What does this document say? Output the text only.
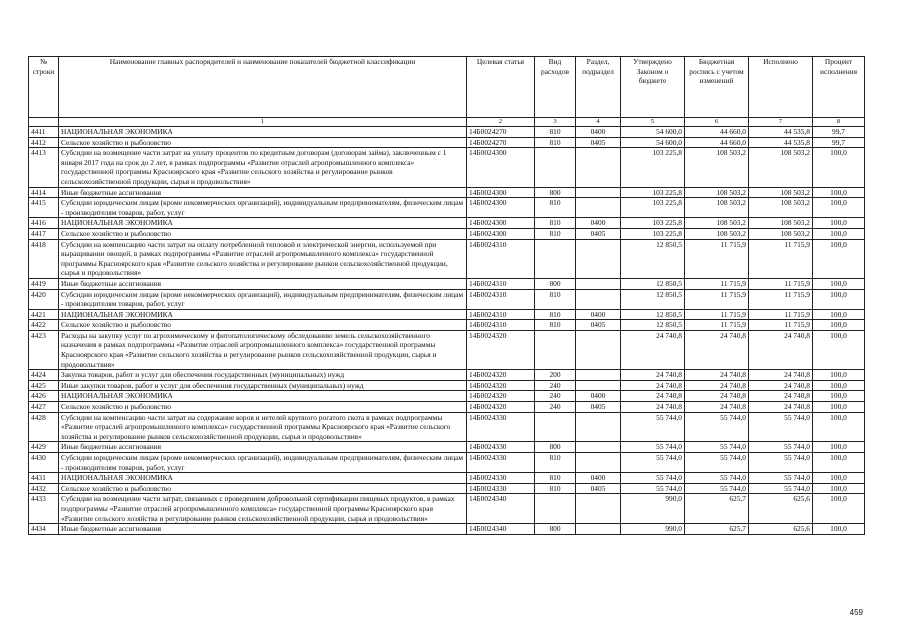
№ строки	Наименование главных распорядителей и наименование показателей бюджетной классификации	Целевая статья	Вид расходов	Раздел, подраздел	Утверждено Законом о бюджете	Бюджетная роспись с учетом изменений	Исполнено	Процент исполнения
	1	2	3	4	5	6	7	8
4411	НАЦИОНАЛЬНАЯ ЭКОНОМИКА	14Б0024270	810	0400	54 600,0	44 660,0	44 535,8	99,7
4412	Сельское хозяйство и рыболовство	14Б0024270	810	0405	54 600,0	44 660,0	44 535,8	99,7
4413	Субсидии на возмещение части затрат на уплату процентов по кредитным договорам (договорам займа), заключенным с 1 января 2017 года на срок до 2 лет, в рамках подпрограммы «Развитие отраслей агропромышленного комплекса» государственной программы Красноярского края «Развитие сельского хозяйства и регулирование рынков сельскохозяйственной продукции, сырья и продовольствия»	14Б0024300			103 225,8	108 503,2	108 503,2	100,0
4414	Иные бюджетные ассигнования	14Б0024300	800		103 225,8	108 503,2	108 503,2	100,0
4415	Субсидии юридическим лицам (кроме некоммерческих организаций), индивидуальным предпринимателям, физическим лицам - производителям товаров, работ, услуг	14Б0024300	810		103 225,8	108 503,2	108 503,2	100,0
4416	НАЦИОНАЛЬНАЯ ЭКОНОМИКА	14Б0024300	810	0400	103 225,8	108 503,2	108 503,2	100,0
4417	Сельское хозяйство и рыболовство	14Б0024300	810	0405	103 225,8	108 503,2	108 503,2	100,0
4418	Субсидии на компенсацию части затрат на оплату потребленной тепловой и электрической энергии, используемой при выращивании овощей, в рамках подпрограммы «Развитие отраслей агропромышленного комплекса» государственной программы Красноярского края «Развитие сельского хозяйства и регулирование рынков сельскохозяйственной продукции, сырья и продовольствия»	14Б0024310			12 850,5	11 715,9	11 715,9	100,0
4419	Иные бюджетные ассигнования	14Б0024310	800		12 850,5	11 715,9	11 715,9	100,0
4420	Субсидии юридическим лицам (кроме некоммерческих организаций), индивидуальным предпринимателям, физическим лицам - производителям товаров, работ, услуг	14Б0024310	810		12 850,5	11 715,9	11 715,9	100,0
4421	НАЦИОНАЛЬНАЯ ЭКОНОМИКА	14Б0024310	810	0400	12 850,5	11 715,9	11 715,9	100,0
4422	Сельское хозяйство и рыболовство	14Б0024310	810	0405	12 850,5	11 715,9	11 715,9	100,0
4423	Расходы на закупку услуг по агрохимическому и фитопатологическому обследованию земель сельскохозяйственного назначения в рамках подпрограммы «Развитие отраслей агропромышленного комплекса» государственной программы Красноярского края «Развитие сельского хозяйства и регулирование рынков сельскохозяйственной продукции, сырья и продовольствия»	14Б0024320			24 740,8	24 740,8	24 740,8	100,0
4424	Закупка товаров, работ и услуг для обеспечения государственных (муниципальных) нужд	14Б0024320	200		24 740,8	24 740,8	24 740,8	100,0
4425	Иные закупки товаров, работ и услуг для обеспечения государственных (муниципальных) нужд	14Б0024320	240		24 740,8	24 740,8	24 740,8	100,0
4426	НАЦИОНАЛЬНАЯ ЭКОНОМИКА	14Б0024320	240	0400	24 740,8	24 740,8	24 740,8	100,0
4427	Сельское хозяйство и рыболовство	14Б0024320	240	0405	24 740,8	24 740,8	24 740,8	100,0
4428	Субсидии на компенсацию части затрат на содержание коров и нетелей крупного рогатого скота в рамках подпрограммы «Развитие отраслей агропромышленного комплекса» государственной программы Красноярского края «Развитие сельского хозяйства и регулирование рынков сельскохозяйственной продукции, сырья и продовольствия»	14Б0024330			55 744,0	55 744,0	55 744,0	100,0
4429	Иные бюджетные ассигнования	14Б0024330	800		55 744,0	55 744,0	55 744,0	100,0
4430	Субсидии юридическим лицам (кроме некоммерческих организаций), индивидуальным предпринимателям, физическим лицам - производителям товаров, работ, услуг	14Б0024330	810		55 744,0	55 744,0	55 744,0	100,0
4431	НАЦИОНАЛЬНАЯ ЭКОНОМИКА	14Б0024330	810	0400	55 744,0	55 744,0	55 744,0	100,0
4432	Сельское хозяйство и рыболовство	14Б0024330	810	0405	55 744,0	55 744,0	55 744,0	100,0
4433	Субсидии на возмещение части затрат, связанных с проведением добровольной сертификации пищевых продуктов, в рамках подпрограммы «Развитие отраслей агропромышленного комплекса» государственной программы Красноярского края «Развитие сельского хозяйства и регулирование рынков сельскохозяйственной продукции, сырья и продовольствия»	14Б0024340			990,0	625,7	625,6	100,0
4434	Иные бюджетные ассигнования	14Б0024340	800		990,0	625,7	625,6	100,0
459
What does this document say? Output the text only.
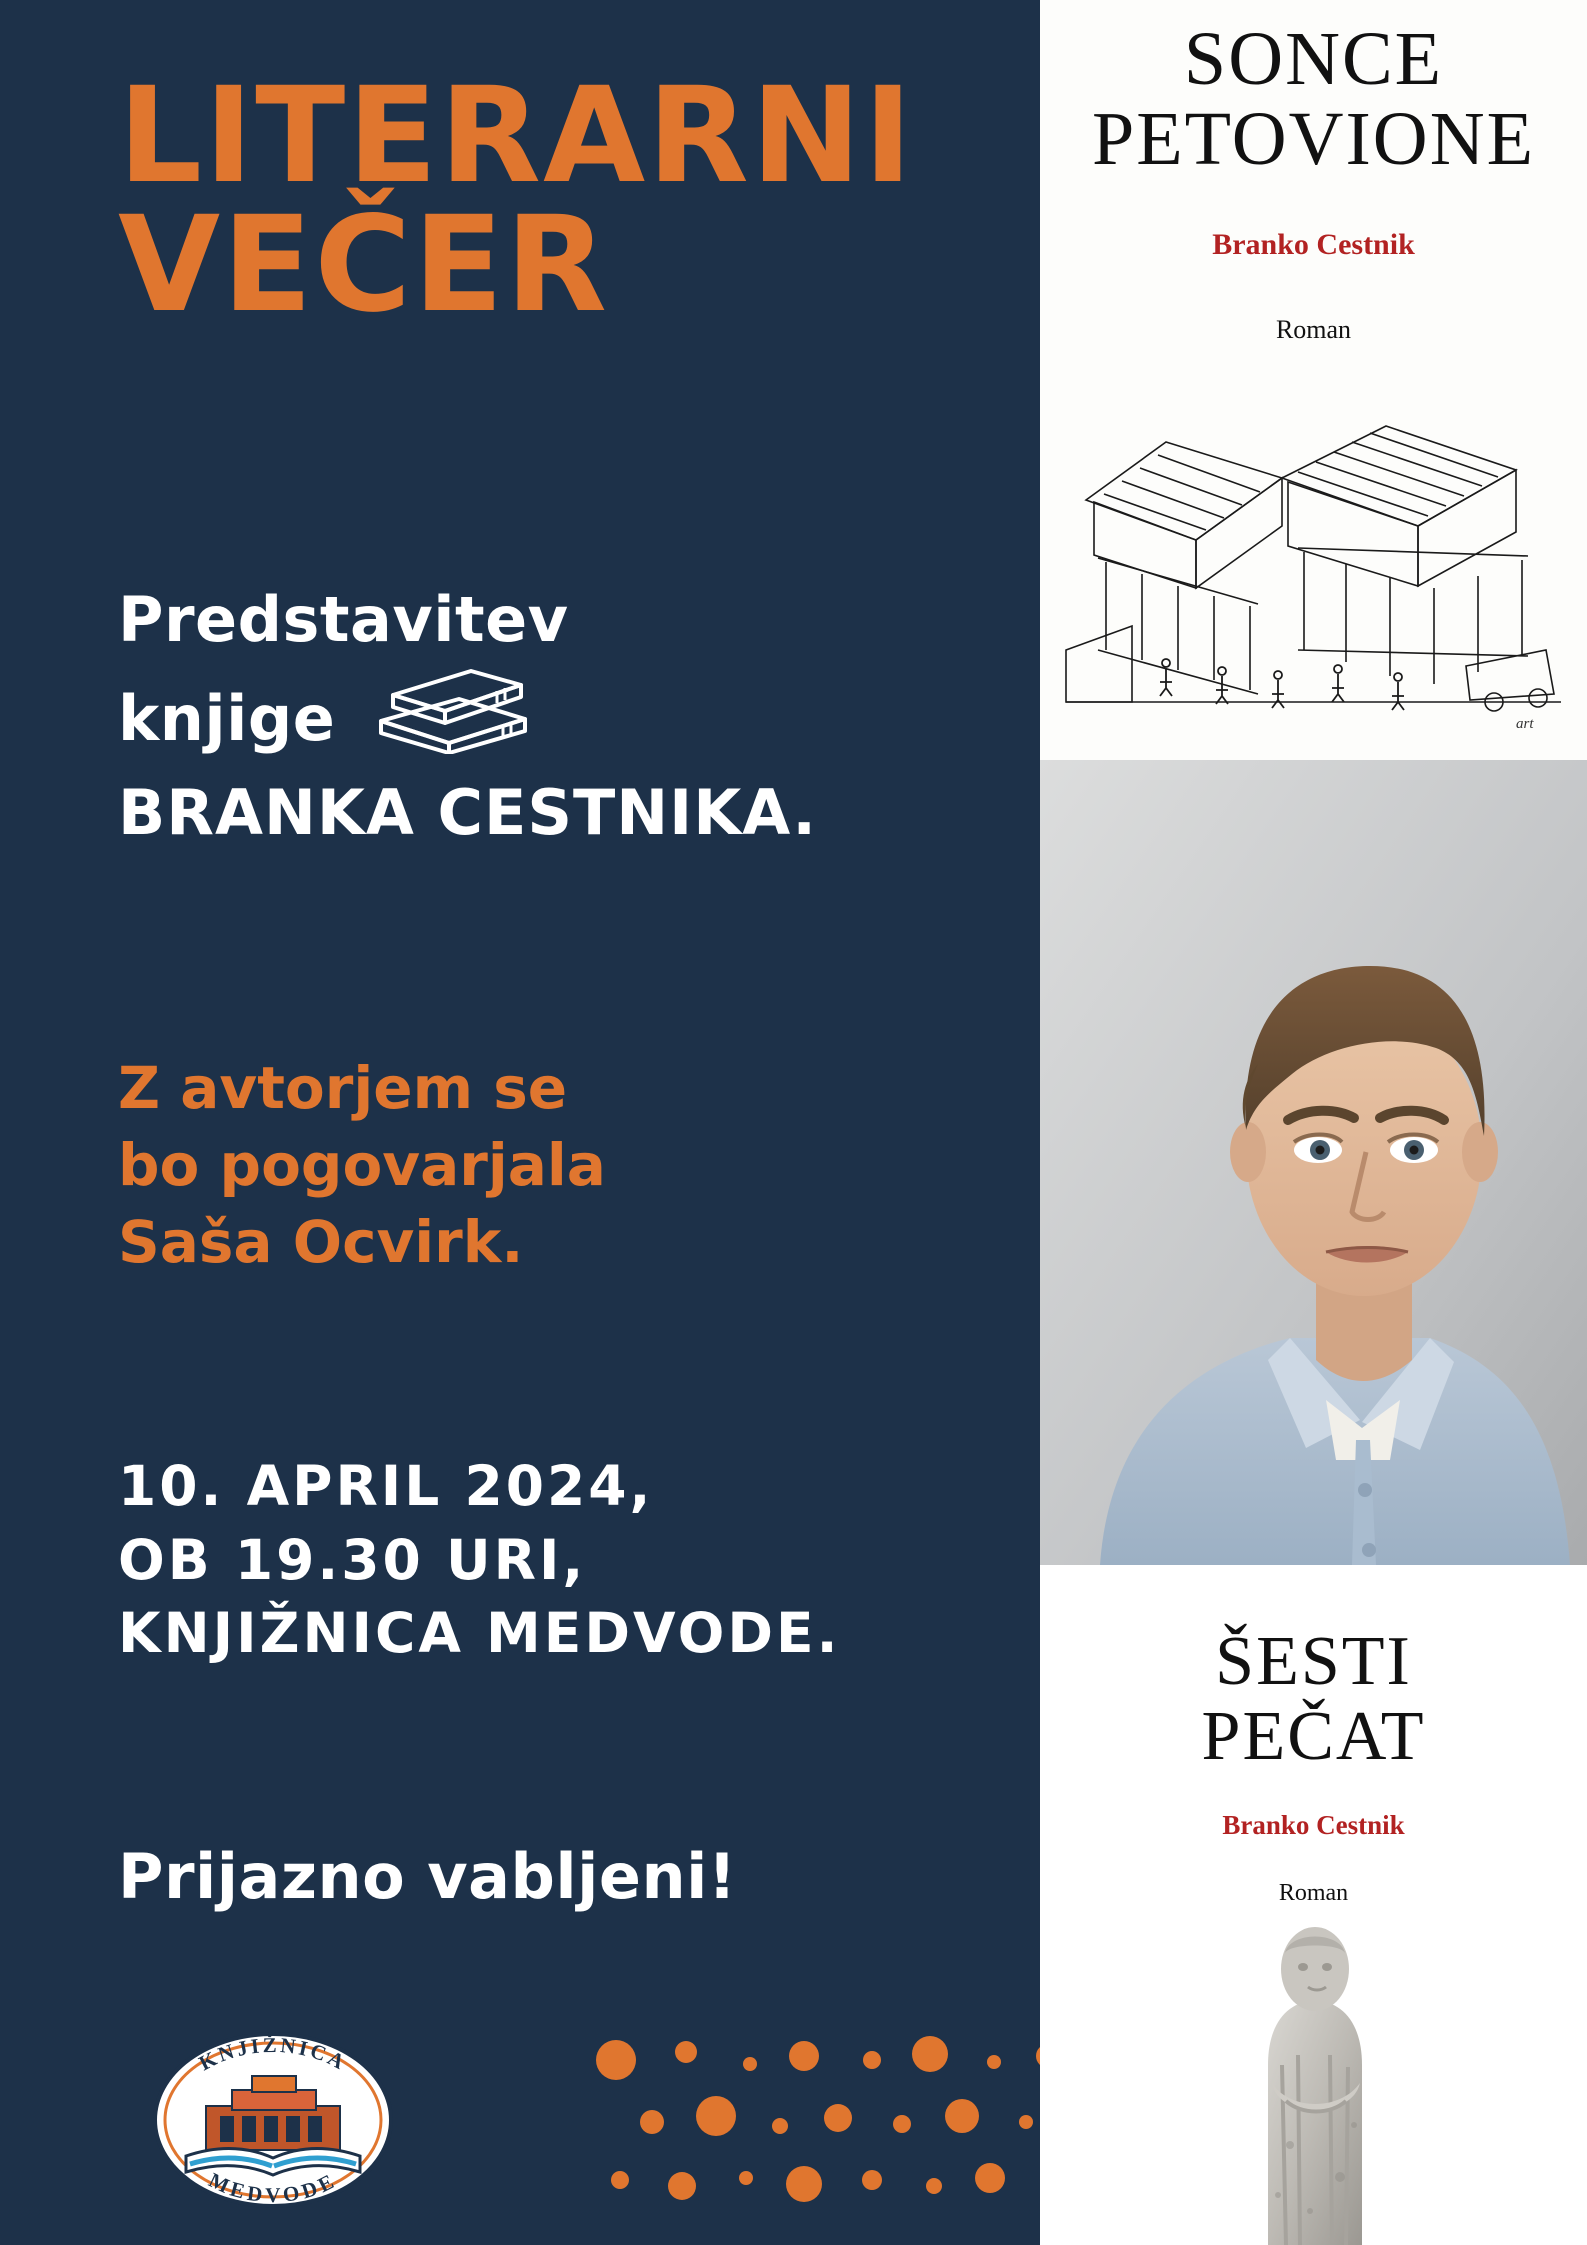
LITERARNI
VEČER
Predstavitev
knjige
BRANKA CESTNIKA.
Z avtorjem se
bo pogovarjala
Saša Ocvirk.
10. APRIL 2024,
OB 19.30 URI,
KNJIŽNICA MEDVODE.
Prijazno vabljeni!
KNJIŽNICA
MEDVODE
SONCE
PETOVIONE
Branko Cestnik
Roman
art
ŠESTI
PEČAT
Branko Cestnik
Roman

* PROBLEM DETAILS: Copy every line of the data word for word, omitting the images.

* FULL SOLUTION:
What does this document say? Output the text only.
№ строки	Наименование главных распорядителей и наименование показателей бюджетной классификации	Целевая статья	Вид расходов	Раздел, подраздел	Утверждено Законом о бюджете	Бюджетная роспись с учетом изменений	Исполнено	Процент исполнения
	1	2	3	4	5	6	7	8
4411	НАЦИОНАЛЬНАЯ ЭКОНОМИКА	14Б0024270	810	0400	54 600,0	44 660,0	44 535,8	99,7
4412	Сельское хозяйство и рыболовство	14Б0024270	810	0405	54 600,0	44 660,0	44 535,8	99,7
4413	Субсидии на возмещение части затрат на уплату процентов по кредитным договорам (договорам займа), заключенным с 1 января 2017 года на срок до 2 лет, в рамках подпрограммы «Развитие отраслей агропромышленного комплекса» государственной программы Красноярского края «Развитие сельского хозяйства и регулирование рынков сельскохозяйственной продукции, сырья и продовольствия»	14Б0024300			103 225,8	108 503,2	108 503,2	100,0
4414	Иные бюджетные ассигнования	14Б0024300	800		103 225,8	108 503,2	108 503,2	100,0
4415	Субсидии юридическим лицам (кроме некоммерческих организаций), индивидуальным предпринимателям, физическим лицам - производителям товаров, работ, услуг	14Б0024300	810		103 225,8	108 503,2	108 503,2	100,0
4416	НАЦИОНАЛЬНАЯ ЭКОНОМИКА	14Б0024300	810	0400	103 225,8	108 503,2	108 503,2	100,0
4417	Сельское хозяйство и рыболовство	14Б0024300	810	0405	103 225,8	108 503,2	108 503,2	100,0
4418	Субсидии на компенсацию части затрат на оплату потребленной тепловой и электрической энергии, используемой при выращивании овощей, в рамках подпрограммы «Развитие отраслей агропромышленного комплекса» государственной программы Красноярского края «Развитие сельского хозяйства и регулирование рынков сельскохозяйственной продукции, сырья и продовольствия»	14Б0024310			12 850,5	11 715,9	11 715,9	100,0
4419	Иные бюджетные ассигнования	14Б0024310	800		12 850,5	11 715,9	11 715,9	100,0
4420	Субсидии юридическим лицам (кроме некоммерческих организаций), индивидуальным предпринимателям, физическим лицам - производителям товаров, работ, услуг	14Б0024310	810		12 850,5	11 715,9	11 715,9	100,0
4421	НАЦИОНАЛЬНАЯ ЭКОНОМИКА	14Б0024310	810	0400	12 850,5	11 715,9	11 715,9	100,0
4422	Сельское хозяйство и рыболовство	14Б0024310	810	0405	12 850,5	11 715,9	11 715,9	100,0
4423	Расходы на закупку услуг по агрохимическому и фитопатологическому обследованию земель сельскохозяйственного назначения в рамках подпрограммы «Развитие отраслей агропромышленного комплекса» государственной программы Красноярского края «Развитие сельского хозяйства и регулирование рынков сельскохозяйственной продукции, сырья и продовольствия»	14Б0024320			24 740,8	24 740,8	24 740,8	100,0
4424	Закупка товаров, работ и услуг для обеспечения государственных (муниципальных) нужд	14Б0024320	200		24 740,8	24 740,8	24 740,8	100,0
4425	Иные закупки товаров, работ и услуг для обеспечения государственных (муниципальных) нужд	14Б0024320	240		24 740,8	24 740,8	24 740,8	100,0
4426	НАЦИОНАЛЬНАЯ ЭКОНОМИКА	14Б0024320	240	0400	24 740,8	24 740,8	24 740,8	100,0
4427	Сельское хозяйство и рыболовство	14Б0024320	240	0405	24 740,8	24 740,8	24 740,8	100,0
4428	Субсидии на компенсацию части затрат на содержание коров и нетелей крупного рогатого скота в рамках подпрограммы «Развитие отраслей агропромышленного комплекса» государственной программы Красноярского края «Развитие сельского хозяйства и регулирование рынков сельскохозяйственной продукции, сырья и продовольствия»	14Б0024330			55 744,0	55 744,0	55 744,0	100,0
4429	Иные бюджетные ассигнования	14Б0024330	800		55 744,0	55 744,0	55 744,0	100,0
4430	Субсидии юридическим лицам (кроме некоммерческих организаций), индивидуальным предпринимателям, физическим лицам - производителям товаров, работ, услуг	14Б0024330	810		55 744,0	55 744,0	55 744,0	100,0
4431	НАЦИОНАЛЬНАЯ ЭКОНОМИКА	14Б0024330	810	0400	55 744,0	55 744,0	55 744,0	100,0
4432	Сельское хозяйство и рыболовство	14Б0024330	810	0405	55 744,0	55 744,0	55 744,0	100,0
4433	Субсидии на возмещение части затрат, связанных с проведением добровольной сертификации пищевых продуктов, в рамках подпрограммы «Развитие отраслей агропромышленного комплекса» государственной программы Красноярского края «Развитие сельского хозяйства и регулирование рынков сельскохозяйственной продукции, сырья и продовольствия»	14Б0024340			990,0	625,7	625,6	100,0
4434	Иные бюджетные ассигнования	14Б0024340	800		990,0	625,7	625,6	100,0
459
What does this document say? Output the text only.
LITERARNI
VEČER
Predstavitev
knjige
BRANKA CESTNIKA.
Z avtorjem se
bo pogovarjala
Saša Ocvirk.
10. APRIL 2024,
OB 19.30 URI,
KNJIŽNICA MEDVODE.
Prijazno vabljeni!
KNJIŽNICA
MEDVODE
SONCE
PETOVIONE
Branko Cestnik
Roman
art
ŠESTI
PEČAT
Branko Cestnik
Roman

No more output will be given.